Restate the whole of the material. Keep every word, and drop the pictures.

**Data for this exercise**
________________________

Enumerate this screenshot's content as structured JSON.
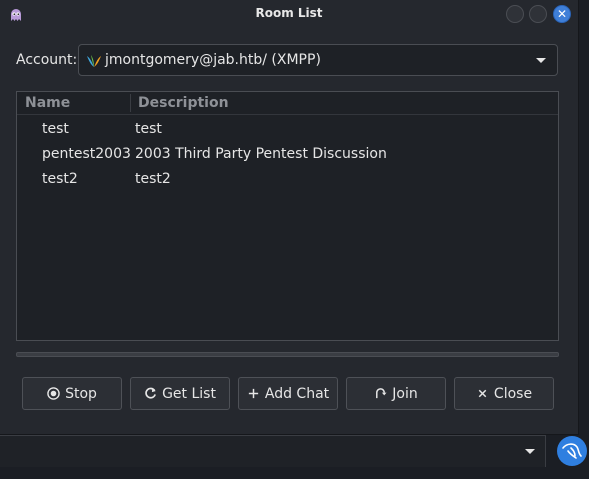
{
  "window": {
    "title": "Room List"
  },
  "account": {
    "label": "Account:",
    "value": "jmontgomery@jab.htb/ (XMPP)"
  },
  "room_list": {
    "columns": [
      "Name",
      "Description"
    ],
    "rows": [
      {
        "name": "test",
        "description": "test"
      },
      {
        "name": "pentest2003",
        "description": "2003 Third Party Pentest Discussion"
      },
      {
        "name": "test2",
        "description": "test2"
      }
    ]
  },
  "buttons": {
    "stop": "Stop",
    "get_list": "Get List",
    "add_chat": "Add Chat",
    "join": "Join",
    "close": "Close"
  },
  "icons": {
    "app": "pidgin-icon",
    "protocol": "xmpp-icon",
    "menu": "kali-dragon-icon"
  },
  "colors": {
    "accent": "#3f7fd8",
    "background": "#25282e"
  }
}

________________________

**Exercise result**
Enumerate this screenshot's content as structured JSON.
{
  "window": {
    "title": "Room List"
  },
  "account": {
    "label": "Account:",
    "value": "jmontgomery@jab.htb/ (XMPP)"
  },
  "room_list": {
    "columns": [
      "Name",
      "Description"
    ],
    "rows": [
      {
        "name": "test",
        "description": "test"
      },
      {
        "name": "pentest2003",
        "description": "2003 Third Party Pentest Discussion"
      },
      {
        "name": "test2",
        "description": "test2"
      }
    ]
  },
  "buttons": {
    "stop": "Stop",
    "get_list": "Get List",
    "add_chat": "Add Chat",
    "join": "Join",
    "close": "Close"
  },
  "icons": {
    "app": "pidgin-icon",
    "protocol": "xmpp-icon",
    "menu": "kali-dragon-icon"
  },
  "colors": {
    "accent": "#3f7fd8",
    "background": "#25282e"
  }
}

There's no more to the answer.